Required task: Make an exact copy of the data below, leaving out every picture.

■ ■ ■ ■ ■ ■ ■

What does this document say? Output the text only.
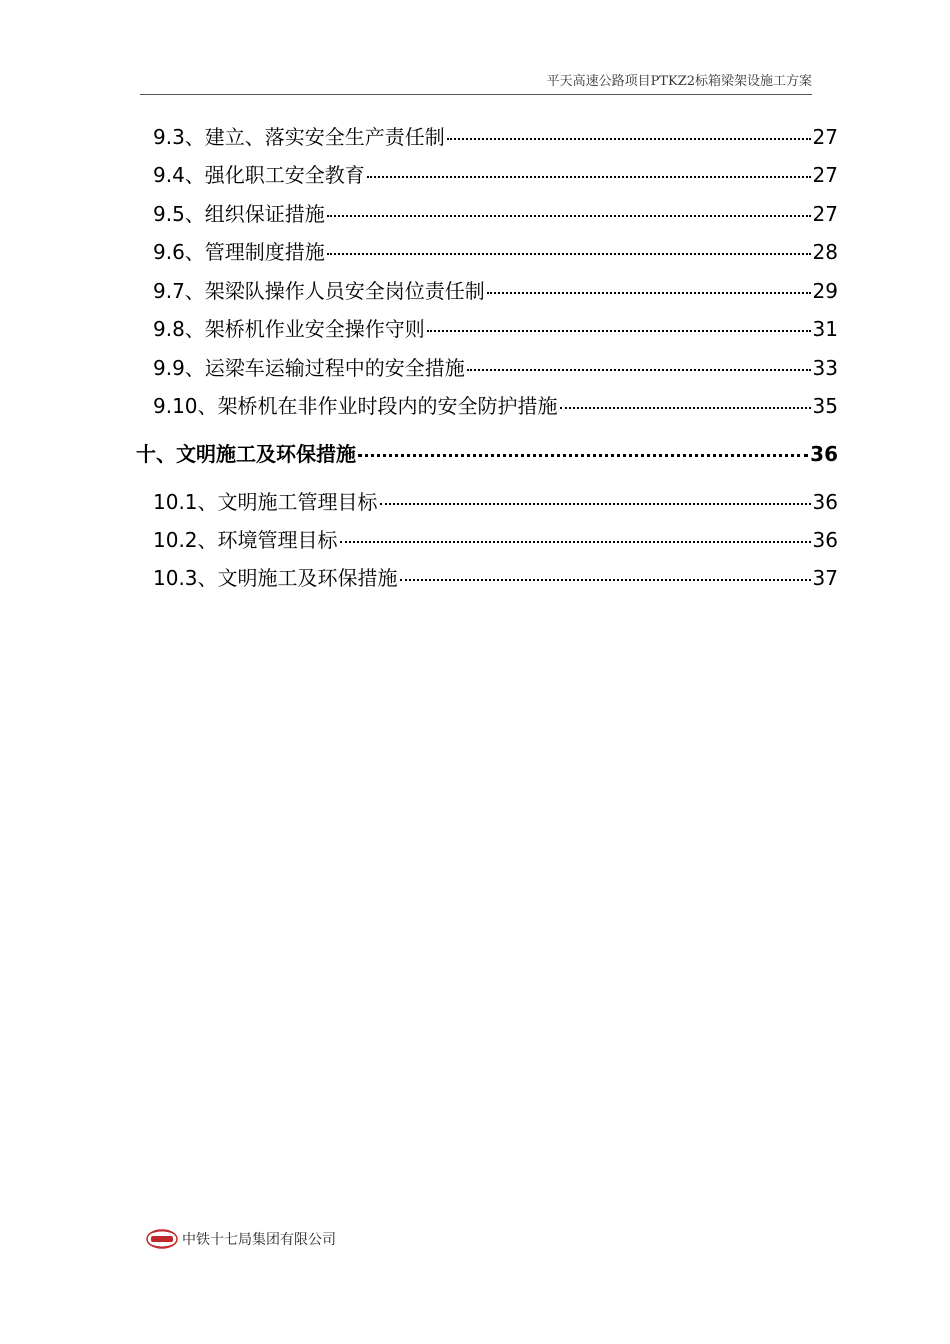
平天高速公路项目PTKZ2标箱梁架设施工方案
9.3、建立、落实安全生产责任制	27
9.4、强化职工安全教育	27
9.5、组织保证措施	27
9.6、管理制度措施	28
9.7、架梁队操作人员安全岗位责任制	29
9.8、架桥机作业安全操作守则	31
9.9、运梁车运输过程中的安全措施	33
9.10、架桥机在非作业时段内的安全防护措施	35
十、文明施工及环保措施	36
10.1、文明施工管理目标	36
10.2、环境管理目标	36
10.3、文明施工及环保措施	37
中铁十七局集团有限公司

■ ■ ■ ■ ■ ■ ■

Problem solution:
What does this document say? Output the text only.
平天高速公路项目PTKZ2标箱梁架设施工方案
9.3、建立、落实安全生产责任制	27
9.4、强化职工安全教育	27
9.5、组织保证措施	27
9.6、管理制度措施	28
9.7、架梁队操作人员安全岗位责任制	29
9.8、架桥机作业安全操作守则	31
9.9、运梁车运输过程中的安全措施	33
9.10、架桥机在非作业时段内的安全防护措施	35
十、文明施工及环保措施	36
10.1、文明施工管理目标	36
10.2、环境管理目标	36
10.3、文明施工及环保措施	37
中铁十七局集团有限公司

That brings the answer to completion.